--- START Extracted information ---
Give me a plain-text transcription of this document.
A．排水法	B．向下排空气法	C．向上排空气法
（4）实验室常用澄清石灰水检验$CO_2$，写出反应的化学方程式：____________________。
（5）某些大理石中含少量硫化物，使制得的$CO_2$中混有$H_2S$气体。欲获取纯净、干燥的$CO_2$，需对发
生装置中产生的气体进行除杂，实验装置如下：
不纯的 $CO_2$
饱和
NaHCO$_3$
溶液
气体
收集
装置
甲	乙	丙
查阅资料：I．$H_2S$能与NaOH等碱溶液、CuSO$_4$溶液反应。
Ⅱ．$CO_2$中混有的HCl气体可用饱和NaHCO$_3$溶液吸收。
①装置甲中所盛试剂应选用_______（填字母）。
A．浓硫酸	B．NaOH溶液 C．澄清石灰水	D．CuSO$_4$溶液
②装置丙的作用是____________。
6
--- END Extracted information ---
◆ **Set task**
Would you copy out each line exactly as written?

◆ **Solved exercise**
Give me a plain-text transcription of this document.
A．排水法	B．向下排空气法	C．向上排空气法
（4）实验室常用澄清石灰水检验$CO_2$，写出反应的化学方程式：____________________。
（5）某些大理石中含少量硫化物，使制得的$CO_2$中混有$H_2S$气体。欲获取纯净、干燥的$CO_2$，需对发
生装置中产生的气体进行除杂，实验装置如下：
不纯的 $CO_2$
饱和
NaHCO$_3$
溶液
气体
收集
装置
甲	乙	丙
查阅资料：I．$H_2S$能与NaOH等碱溶液、CuSO$_4$溶液反应。
Ⅱ．$CO_2$中混有的HCl气体可用饱和NaHCO$_3$溶液吸收。
①装置甲中所盛试剂应选用_______（填字母）。
A．浓硫酸	B．NaOH溶液 C．澄清石灰水	D．CuSO$_4$溶液
②装置丙的作用是____________。
6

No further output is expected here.